Excerpt provided |
[Start of Attachment]

MCP-DEPLOY-03 — Resource Limits and Rate Limiting#

Level: L2 Domain: DEPLOY

Requirement#

MCP servers MUST enforce resource limits including memory caps, CPU quotas, file descriptor limits, process limits, and request rate limiting to prevent denial of service and resource exhaustion attacks.

Rationale#

MCP servers processing untrusted input or LLM-generated requests are vulnerable to resource exhaustion attacks. The OWASP LLM Top 10 identifies “Unbounded Consumption” (LLM04) as a critical risk where recursive tool calls, large file operations, or malicious prompts cause CPU/memory exhaustion. Research documented MCP servers crashing from 10MB JSON payloads, infinite loop tool executions, and fork bombs via command injection. The “Billion Laughs” XML attack pattern applies to MCP’s JSON-RPC protocol when processing deeply nested or exponentially expanding tool parameters. Without resource limits, a single malicious request can render an MCP server unresponsive, impacting all connected clients and potentially triggering cascading failures in distributed deployments.

[End of Attachment]

Information shown |
[Start of Attachment]

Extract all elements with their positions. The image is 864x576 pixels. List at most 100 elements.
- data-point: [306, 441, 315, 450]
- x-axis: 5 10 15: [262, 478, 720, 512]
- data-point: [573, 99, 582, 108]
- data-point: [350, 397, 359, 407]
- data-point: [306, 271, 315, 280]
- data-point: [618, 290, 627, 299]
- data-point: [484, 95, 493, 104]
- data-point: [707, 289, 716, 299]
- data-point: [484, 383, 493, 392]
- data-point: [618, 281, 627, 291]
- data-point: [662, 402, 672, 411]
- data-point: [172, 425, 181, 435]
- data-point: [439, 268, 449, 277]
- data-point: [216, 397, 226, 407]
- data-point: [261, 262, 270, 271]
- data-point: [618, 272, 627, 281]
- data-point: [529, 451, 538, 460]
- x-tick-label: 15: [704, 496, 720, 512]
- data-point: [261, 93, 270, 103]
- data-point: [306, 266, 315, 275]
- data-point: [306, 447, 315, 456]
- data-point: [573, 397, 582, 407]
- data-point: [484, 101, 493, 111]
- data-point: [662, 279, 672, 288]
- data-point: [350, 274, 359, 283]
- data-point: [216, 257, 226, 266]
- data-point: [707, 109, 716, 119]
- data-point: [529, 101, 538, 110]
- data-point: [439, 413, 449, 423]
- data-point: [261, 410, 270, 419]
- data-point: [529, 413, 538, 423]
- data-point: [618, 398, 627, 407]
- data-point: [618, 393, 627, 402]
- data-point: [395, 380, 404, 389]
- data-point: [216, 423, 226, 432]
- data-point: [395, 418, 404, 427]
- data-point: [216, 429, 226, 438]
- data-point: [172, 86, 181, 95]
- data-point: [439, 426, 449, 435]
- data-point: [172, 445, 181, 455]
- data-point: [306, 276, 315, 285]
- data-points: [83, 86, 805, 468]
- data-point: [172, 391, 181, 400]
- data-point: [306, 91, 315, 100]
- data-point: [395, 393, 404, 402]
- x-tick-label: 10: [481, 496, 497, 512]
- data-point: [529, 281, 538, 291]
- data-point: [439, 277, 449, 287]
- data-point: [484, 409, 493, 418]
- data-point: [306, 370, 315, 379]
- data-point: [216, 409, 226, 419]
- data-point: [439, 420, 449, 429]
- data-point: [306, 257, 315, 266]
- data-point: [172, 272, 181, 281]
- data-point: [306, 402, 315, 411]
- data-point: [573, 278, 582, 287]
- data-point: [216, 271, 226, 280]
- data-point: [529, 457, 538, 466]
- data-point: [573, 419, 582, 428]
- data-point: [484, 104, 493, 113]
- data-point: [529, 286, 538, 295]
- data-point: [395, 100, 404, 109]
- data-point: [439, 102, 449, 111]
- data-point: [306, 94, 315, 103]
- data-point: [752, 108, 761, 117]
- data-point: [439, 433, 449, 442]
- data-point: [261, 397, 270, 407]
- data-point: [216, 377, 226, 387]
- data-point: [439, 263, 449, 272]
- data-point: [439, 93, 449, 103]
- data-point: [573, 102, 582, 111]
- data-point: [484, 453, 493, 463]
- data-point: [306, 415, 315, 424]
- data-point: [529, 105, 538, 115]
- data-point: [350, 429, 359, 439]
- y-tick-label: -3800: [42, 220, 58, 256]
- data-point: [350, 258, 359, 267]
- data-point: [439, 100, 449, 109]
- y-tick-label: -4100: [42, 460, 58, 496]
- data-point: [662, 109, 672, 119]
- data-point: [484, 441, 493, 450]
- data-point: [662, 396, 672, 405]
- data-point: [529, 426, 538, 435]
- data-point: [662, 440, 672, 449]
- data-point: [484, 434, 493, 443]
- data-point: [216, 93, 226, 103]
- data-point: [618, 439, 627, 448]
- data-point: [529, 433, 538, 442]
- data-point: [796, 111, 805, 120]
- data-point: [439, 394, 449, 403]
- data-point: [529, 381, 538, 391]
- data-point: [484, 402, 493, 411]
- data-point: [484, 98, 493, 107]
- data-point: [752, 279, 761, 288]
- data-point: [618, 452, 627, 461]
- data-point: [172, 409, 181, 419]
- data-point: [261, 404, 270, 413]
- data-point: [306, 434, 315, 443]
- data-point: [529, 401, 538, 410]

[End of Attachment]

Work item |
In the resource-limits requirement, what JSON payload size was documented as crashing MCP servers?

Written response |
10MB